## start Record list

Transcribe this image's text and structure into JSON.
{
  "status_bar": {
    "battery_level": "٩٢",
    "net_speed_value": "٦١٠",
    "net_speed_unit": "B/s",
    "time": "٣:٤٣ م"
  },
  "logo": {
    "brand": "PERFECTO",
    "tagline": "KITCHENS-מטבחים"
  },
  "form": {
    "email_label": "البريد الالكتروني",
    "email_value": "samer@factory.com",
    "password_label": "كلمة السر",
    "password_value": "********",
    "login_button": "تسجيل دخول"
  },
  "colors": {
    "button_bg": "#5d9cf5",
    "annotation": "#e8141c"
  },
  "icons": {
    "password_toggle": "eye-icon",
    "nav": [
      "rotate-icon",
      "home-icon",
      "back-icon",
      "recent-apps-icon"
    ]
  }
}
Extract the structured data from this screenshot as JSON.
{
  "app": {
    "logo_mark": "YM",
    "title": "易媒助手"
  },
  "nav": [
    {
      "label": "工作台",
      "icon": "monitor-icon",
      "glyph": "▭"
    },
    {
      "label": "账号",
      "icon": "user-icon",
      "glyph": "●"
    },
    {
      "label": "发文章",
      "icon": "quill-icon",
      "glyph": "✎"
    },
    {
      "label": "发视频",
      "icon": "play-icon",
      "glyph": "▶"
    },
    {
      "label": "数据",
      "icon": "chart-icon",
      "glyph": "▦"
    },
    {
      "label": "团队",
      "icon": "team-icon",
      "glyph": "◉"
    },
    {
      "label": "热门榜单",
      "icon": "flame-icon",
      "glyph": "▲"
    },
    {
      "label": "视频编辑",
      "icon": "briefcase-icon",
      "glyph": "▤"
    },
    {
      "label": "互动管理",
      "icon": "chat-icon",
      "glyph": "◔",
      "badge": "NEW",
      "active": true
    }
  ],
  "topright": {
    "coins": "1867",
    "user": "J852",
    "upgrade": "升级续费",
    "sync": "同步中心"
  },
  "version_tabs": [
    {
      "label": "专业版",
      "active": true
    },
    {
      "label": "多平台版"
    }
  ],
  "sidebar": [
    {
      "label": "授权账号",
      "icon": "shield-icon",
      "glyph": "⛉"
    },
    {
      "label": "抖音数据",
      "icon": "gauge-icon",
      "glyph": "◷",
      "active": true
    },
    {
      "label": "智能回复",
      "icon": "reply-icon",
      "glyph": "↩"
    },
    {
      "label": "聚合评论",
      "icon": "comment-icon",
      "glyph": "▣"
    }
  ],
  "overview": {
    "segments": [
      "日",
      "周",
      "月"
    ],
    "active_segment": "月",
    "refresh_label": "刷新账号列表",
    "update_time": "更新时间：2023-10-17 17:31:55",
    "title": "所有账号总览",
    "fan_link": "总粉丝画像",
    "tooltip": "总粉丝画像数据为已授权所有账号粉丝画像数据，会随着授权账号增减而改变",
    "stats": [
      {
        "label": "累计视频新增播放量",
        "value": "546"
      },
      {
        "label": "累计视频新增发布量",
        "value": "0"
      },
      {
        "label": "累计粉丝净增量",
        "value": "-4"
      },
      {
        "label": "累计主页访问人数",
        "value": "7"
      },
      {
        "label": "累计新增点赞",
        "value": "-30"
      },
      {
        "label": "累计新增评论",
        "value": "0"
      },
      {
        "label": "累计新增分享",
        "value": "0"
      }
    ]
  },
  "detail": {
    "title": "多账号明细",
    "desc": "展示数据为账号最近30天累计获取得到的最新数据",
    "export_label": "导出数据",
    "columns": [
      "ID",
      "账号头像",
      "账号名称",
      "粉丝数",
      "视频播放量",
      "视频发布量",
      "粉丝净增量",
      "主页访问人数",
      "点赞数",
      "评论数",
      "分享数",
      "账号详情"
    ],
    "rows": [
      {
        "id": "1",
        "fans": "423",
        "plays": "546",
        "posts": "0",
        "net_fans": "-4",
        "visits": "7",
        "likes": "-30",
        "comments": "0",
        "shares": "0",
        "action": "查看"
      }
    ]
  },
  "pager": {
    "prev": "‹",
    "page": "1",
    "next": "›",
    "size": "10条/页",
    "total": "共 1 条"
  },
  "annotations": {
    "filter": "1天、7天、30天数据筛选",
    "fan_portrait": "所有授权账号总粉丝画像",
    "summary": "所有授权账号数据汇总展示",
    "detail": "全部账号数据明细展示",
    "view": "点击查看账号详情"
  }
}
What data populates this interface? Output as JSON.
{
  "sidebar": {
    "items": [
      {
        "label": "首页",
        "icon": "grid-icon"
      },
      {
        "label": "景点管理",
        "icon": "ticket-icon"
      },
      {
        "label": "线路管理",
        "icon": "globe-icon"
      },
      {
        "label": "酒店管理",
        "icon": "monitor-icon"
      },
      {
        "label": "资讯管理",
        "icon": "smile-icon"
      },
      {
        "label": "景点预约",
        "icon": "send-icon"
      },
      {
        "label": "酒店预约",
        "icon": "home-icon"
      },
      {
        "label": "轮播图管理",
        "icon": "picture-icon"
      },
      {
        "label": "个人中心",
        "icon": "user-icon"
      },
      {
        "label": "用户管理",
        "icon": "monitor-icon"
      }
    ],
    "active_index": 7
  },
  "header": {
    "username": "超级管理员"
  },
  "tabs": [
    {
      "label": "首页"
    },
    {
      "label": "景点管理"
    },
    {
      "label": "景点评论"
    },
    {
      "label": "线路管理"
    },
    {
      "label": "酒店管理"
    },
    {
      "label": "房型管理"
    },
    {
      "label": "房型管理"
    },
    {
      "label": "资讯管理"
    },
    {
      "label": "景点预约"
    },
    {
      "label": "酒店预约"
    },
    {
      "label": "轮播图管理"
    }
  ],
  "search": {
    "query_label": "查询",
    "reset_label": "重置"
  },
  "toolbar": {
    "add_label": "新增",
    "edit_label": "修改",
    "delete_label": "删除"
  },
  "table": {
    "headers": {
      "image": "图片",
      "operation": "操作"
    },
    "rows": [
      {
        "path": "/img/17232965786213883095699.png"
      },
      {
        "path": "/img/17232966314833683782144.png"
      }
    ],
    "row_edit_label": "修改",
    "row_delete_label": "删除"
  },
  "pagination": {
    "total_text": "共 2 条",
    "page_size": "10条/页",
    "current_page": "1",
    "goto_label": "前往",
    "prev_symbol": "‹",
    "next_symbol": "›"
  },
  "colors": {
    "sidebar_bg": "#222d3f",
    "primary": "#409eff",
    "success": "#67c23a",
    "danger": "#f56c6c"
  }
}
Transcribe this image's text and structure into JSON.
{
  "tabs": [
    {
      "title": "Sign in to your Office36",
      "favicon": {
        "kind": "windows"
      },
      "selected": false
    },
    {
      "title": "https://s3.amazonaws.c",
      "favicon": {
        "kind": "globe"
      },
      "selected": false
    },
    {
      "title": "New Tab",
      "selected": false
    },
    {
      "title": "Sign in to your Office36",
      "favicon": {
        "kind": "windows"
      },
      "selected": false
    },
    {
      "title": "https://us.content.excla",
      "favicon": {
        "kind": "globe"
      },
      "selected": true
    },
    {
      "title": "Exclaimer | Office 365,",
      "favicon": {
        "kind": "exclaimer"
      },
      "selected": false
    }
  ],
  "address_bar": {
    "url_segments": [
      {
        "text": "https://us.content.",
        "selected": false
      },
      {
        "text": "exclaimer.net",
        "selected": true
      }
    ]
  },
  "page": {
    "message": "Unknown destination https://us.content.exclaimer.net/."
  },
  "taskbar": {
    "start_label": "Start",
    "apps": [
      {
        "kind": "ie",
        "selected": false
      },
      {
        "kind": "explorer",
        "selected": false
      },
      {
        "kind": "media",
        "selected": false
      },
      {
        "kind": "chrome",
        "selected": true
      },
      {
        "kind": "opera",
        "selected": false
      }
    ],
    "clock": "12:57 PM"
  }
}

## end Record list

Aim of the task:
Return every record above exactly as it appears.

The output:
Transcribe this image's text and structure into JSON.
{
  "status_bar": {
    "battery_level": "٩٢",
    "net_speed_value": "٦١٠",
    "net_speed_unit": "B/s",
    "time": "٣:٤٣ م"
  },
  "logo": {
    "brand": "PERFECTO",
    "tagline": "KITCHENS-מטבחים"
  },
  "form": {
    "email_label": "البريد الالكتروني",
    "email_value": "samer@factory.com",
    "password_label": "كلمة السر",
    "password_value": "********",
    "login_button": "تسجيل دخول"
  },
  "colors": {
    "button_bg": "#5d9cf5",
    "annotation": "#e8141c"
  },
  "icons": {
    "password_toggle": "eye-icon",
    "nav": [
      "rotate-icon",
      "home-icon",
      "back-icon",
      "recent-apps-icon"
    ]
  }
}
Extract the structured data from this screenshot as JSON.
{
  "app": {
    "logo_mark": "YM",
    "title": "易媒助手"
  },
  "nav": [
    {
      "label": "工作台",
      "icon": "monitor-icon",
      "glyph": "▭"
    },
    {
      "label": "账号",
      "icon": "user-icon",
      "glyph": "●"
    },
    {
      "label": "发文章",
      "icon": "quill-icon",
      "glyph": "✎"
    },
    {
      "label": "发视频",
      "icon": "play-icon",
      "glyph": "▶"
    },
    {
      "label": "数据",
      "icon": "chart-icon",
      "glyph": "▦"
    },
    {
      "label": "团队",
      "icon": "team-icon",
      "glyph": "◉"
    },
    {
      "label": "热门榜单",
      "icon": "flame-icon",
      "glyph": "▲"
    },
    {
      "label": "视频编辑",
      "icon": "briefcase-icon",
      "glyph": "▤"
    },
    {
      "label": "互动管理",
      "icon": "chat-icon",
      "glyph": "◔",
      "badge": "NEW",
      "active": true
    }
  ],
  "topright": {
    "coins": "1867",
    "user": "J852",
    "upgrade": "升级续费",
    "sync": "同步中心"
  },
  "version_tabs": [
    {
      "label": "专业版",
      "active": true
    },
    {
      "label": "多平台版"
    }
  ],
  "sidebar": [
    {
      "label": "授权账号",
      "icon": "shield-icon",
      "glyph": "⛉"
    },
    {
      "label": "抖音数据",
      "icon": "gauge-icon",
      "glyph": "◷",
      "active": true
    },
    {
      "label": "智能回复",
      "icon": "reply-icon",
      "glyph": "↩"
    },
    {
      "label": "聚合评论",
      "icon": "comment-icon",
      "glyph": "▣"
    }
  ],
  "overview": {
    "segments": [
      "日",
      "周",
      "月"
    ],
    "active_segment": "月",
    "refresh_label": "刷新账号列表",
    "update_time": "更新时间：2023-10-17 17:31:55",
    "title": "所有账号总览",
    "fan_link": "总粉丝画像",
    "tooltip": "总粉丝画像数据为已授权所有账号粉丝画像数据，会随着授权账号增减而改变",
    "stats": [
      {
        "label": "累计视频新增播放量",
        "value": "546"
      },
      {
        "label": "累计视频新增发布量",
        "value": "0"
      },
      {
        "label": "累计粉丝净增量",
        "value": "-4"
      },
      {
        "label": "累计主页访问人数",
        "value": "7"
      },
      {
        "label": "累计新增点赞",
        "value": "-30"
      },
      {
        "label": "累计新增评论",
        "value": "0"
      },
      {
        "label": "累计新增分享",
        "value": "0"
      }
    ]
  },
  "detail": {
    "title": "多账号明细",
    "desc": "展示数据为账号最近30天累计获取得到的最新数据",
    "export_label": "导出数据",
    "columns": [
      "ID",
      "账号头像",
      "账号名称",
      "粉丝数",
      "视频播放量",
      "视频发布量",
      "粉丝净增量",
      "主页访问人数",
      "点赞数",
      "评论数",
      "分享数",
      "账号详情"
    ],
    "rows": [
      {
        "id": "1",
        "fans": "423",
        "plays": "546",
        "posts": "0",
        "net_fans": "-4",
        "visits": "7",
        "likes": "-30",
        "comments": "0",
        "shares": "0",
        "action": "查看"
      }
    ]
  },
  "pager": {
    "prev": "‹",
    "page": "1",
    "next": "›",
    "size": "10条/页",
    "total": "共 1 条"
  },
  "annotations": {
    "filter": "1天、7天、30天数据筛选",
    "fan_portrait": "所有授权账号总粉丝画像",
    "summary": "所有授权账号数据汇总展示",
    "detail": "全部账号数据明细展示",
    "view": "点击查看账号详情"
  }
}
What data populates this interface? Output as JSON.
{
  "sidebar": {
    "items": [
      {
        "label": "首页",
        "icon": "grid-icon"
      },
      {
        "label": "景点管理",
        "icon": "ticket-icon"
      },
      {
        "label": "线路管理",
        "icon": "globe-icon"
      },
      {
        "label": "酒店管理",
        "icon": "monitor-icon"
      },
      {
        "label": "资讯管理",
        "icon": "smile-icon"
      },
      {
        "label": "景点预约",
        "icon": "send-icon"
      },
      {
        "label": "酒店预约",
        "icon": "home-icon"
      },
      {
        "label": "轮播图管理",
        "icon": "picture-icon"
      },
      {
        "label": "个人中心",
        "icon": "user-icon"
      },
      {
        "label": "用户管理",
        "icon": "monitor-icon"
      }
    ],
    "active_index": 7
  },
  "header": {
    "username": "超级管理员"
  },
  "tabs": [
    {
      "label": "首页"
    },
    {
      "label": "景点管理"
    },
    {
      "label": "景点评论"
    },
    {
      "label": "线路管理"
    },
    {
      "label": "酒店管理"
    },
    {
      "label": "房型管理"
    },
    {
      "label": "房型管理"
    },
    {
      "label": "资讯管理"
    },
    {
      "label": "景点预约"
    },
    {
      "label": "酒店预约"
    },
    {
      "label": "轮播图管理"
    }
  ],
  "search": {
    "query_label": "查询",
    "reset_label": "重置"
  },
  "toolbar": {
    "add_label": "新增",
    "edit_label": "修改",
    "delete_label": "删除"
  },
  "table": {
    "headers": {
      "image": "图片",
      "operation": "操作"
    },
    "rows": [
      {
        "path": "/img/17232965786213883095699.png"
      },
      {
        "path": "/img/17232966314833683782144.png"
      }
    ],
    "row_edit_label": "修改",
    "row_delete_label": "删除"
  },
  "pagination": {
    "total_text": "共 2 条",
    "page_size": "10条/页",
    "current_page": "1",
    "goto_label": "前往",
    "prev_symbol": "‹",
    "next_symbol": "›"
  },
  "colors": {
    "sidebar_bg": "#222d3f",
    "primary": "#409eff",
    "success": "#67c23a",
    "danger": "#f56c6c"
  }
}
Transcribe this image's text and structure into JSON.
{
  "tabs": [
    {
      "title": "Sign in to your Office36",
      "favicon": {
        "kind": "windows"
      },
      "selected": false
    },
    {
      "title": "https://s3.amazonaws.c",
      "favicon": {
        "kind": "globe"
      },
      "selected": false
    },
    {
      "title": "New Tab",
      "selected": false
    },
    {
      "title": "Sign in to your Office36",
      "favicon": {
        "kind": "windows"
      },
      "selected": false
    },
    {
      "title": "https://us.content.excla",
      "favicon": {
        "kind": "globe"
      },
      "selected": true
    },
    {
      "title": "Exclaimer | Office 365,",
      "favicon": {
        "kind": "exclaimer"
      },
      "selected": false
    }
  ],
  "address_bar": {
    "url_segments": [
      {
        "text": "https://us.content.",
        "selected": false
      },
      {
        "text": "exclaimer.net",
        "selected": true
      }
    ]
  },
  "page": {
    "message": "Unknown destination https://us.content.exclaimer.net/."
  },
  "taskbar": {
    "start_label": "Start",
    "apps": [
      {
        "kind": "ie",
        "selected": false
      },
      {
        "kind": "explorer",
        "selected": false
      },
      {
        "kind": "media",
        "selected": false
      },
      {
        "kind": "chrome",
        "selected": true
      },
      {
        "kind": "opera",
        "selected": false
      }
    ],
    "clock": "12:57 PM"
  }
}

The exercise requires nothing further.